Exercise: Assemble all lines in which the string "sera" appears.

Task material:
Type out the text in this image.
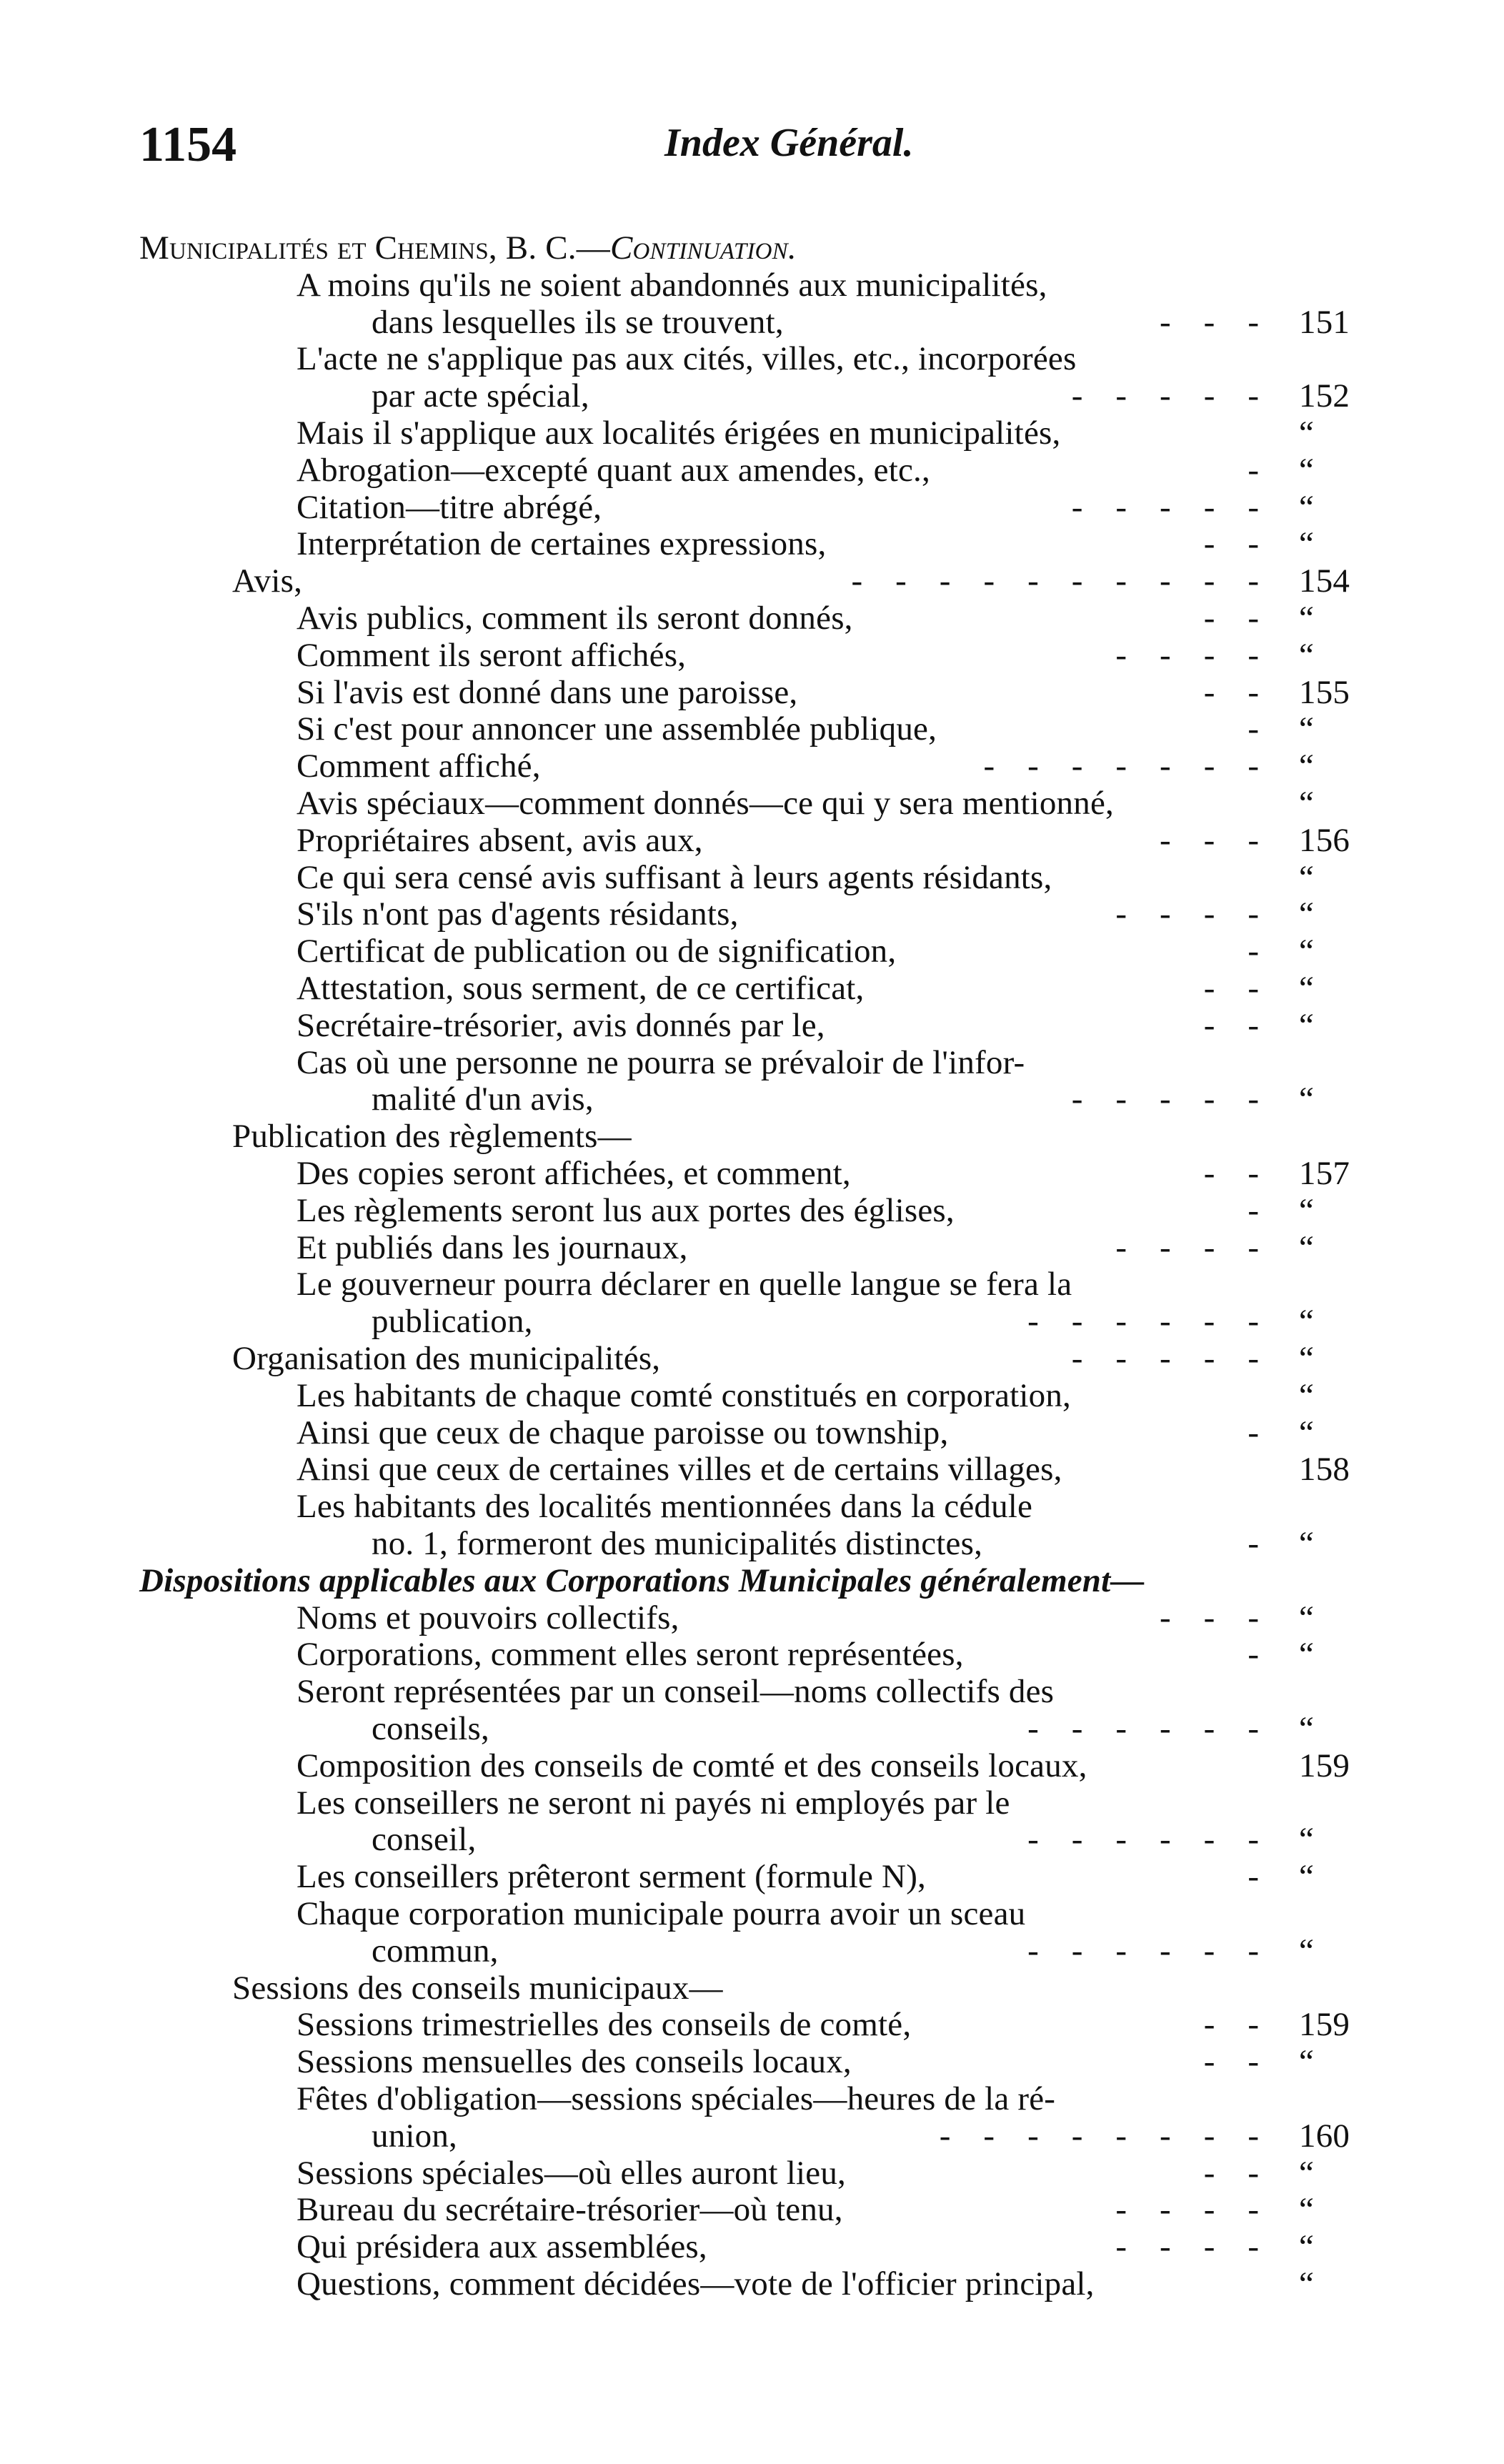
1154	Index Général.
Municipalités et Chemins, B. C.—Continuation.
A moins qu'ils ne soient abandonnés aux municipalités,
dans lesquelles ils se trouvent,	--- 151
L'acte ne s'applique pas aux cités, villes, etc., incorporées
par acte spécial,	----- 152
Mais il s'applique aux localités érigées en municipalités,	“
Abrogation—excepté quant aux amendes, etc.,	- “
Citation—titre abrégé,	----- “
Interprétation de certaines expressions,	-- “
Avis,	---------- 154
Avis publics, comment ils seront donnés,	-- “
Comment ils seront affichés,	---- “
Si l'avis est donné dans une paroisse,	-- 155
Si c'est pour annoncer une assemblée publique,	- “
Comment affiché,	------- “
Avis spéciaux—comment donnés—ce qui y sera mentionné,	“
Propriétaires absent, avis aux,	--- 156
Ce qui sera censé avis suffisant à leurs agents résidants,	“
S'ils n'ont pas d'agents résidants,	---- “
Certificat de publication ou de signification,	- “
Attestation, sous serment, de ce certificat,	-- “
Secrétaire-trésorier, avis donnés par le,	-- “
Cas où une personne ne pourra se prévaloir de l'infor-
malité d'un avis,	----- “
Publication des règlements—
Des copies seront affichées, et comment,	-- 157
Les règlements seront lus aux portes des églises,	- “
Et publiés dans les journaux,	---- “
Le gouverneur pourra déclarer en quelle langue se fera la
publication,	------ “
Organisation des municipalités,	----- “
Les habitants de chaque comté constitués en corporation,	“
Ainsi que ceux de chaque paroisse ou township,	- “
Ainsi que ceux de certaines villes et de certains villages,	158
Les habitants des localités mentionnées dans la cédule
no. 1, formeront des municipalités distinctes,	- “
Dispositions applicables aux Corporations Municipales généralement—
Noms et pouvoirs collectifs,	--- “
Corporations, comment elles seront représentées,	- “
Seront représentées par un conseil—noms collectifs des
conseils,	------ “
Composition des conseils de comté et des conseils locaux,	159
Les conseillers ne seront ni payés ni employés par le
conseil,	------ “
Les conseillers prêteront serment (formule N),	- “
Chaque corporation municipale pourra avoir un sceau
commun,	------ “
Sessions des conseils municipaux—
Sessions trimestrielles des conseils de comté,	-- 159
Sessions mensuelles des conseils locaux,	-- “
Fêtes d'obligation—sessions spéciales—heures de la ré-
union,	-------- 160
Sessions spéciales—où elles auront lieu,	-- “
Bureau du secrétaire-trésorier—où tenu,	---- “
Qui présidera aux assemblées,	---- “
Questions, comment décidées—vote de l'officier principal,	“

Task output:
Avis spéciaux—comment donnés—ce qui y sera mentionné,	“
Ce qui sera censé avis suffisant à leurs agents résidants,	“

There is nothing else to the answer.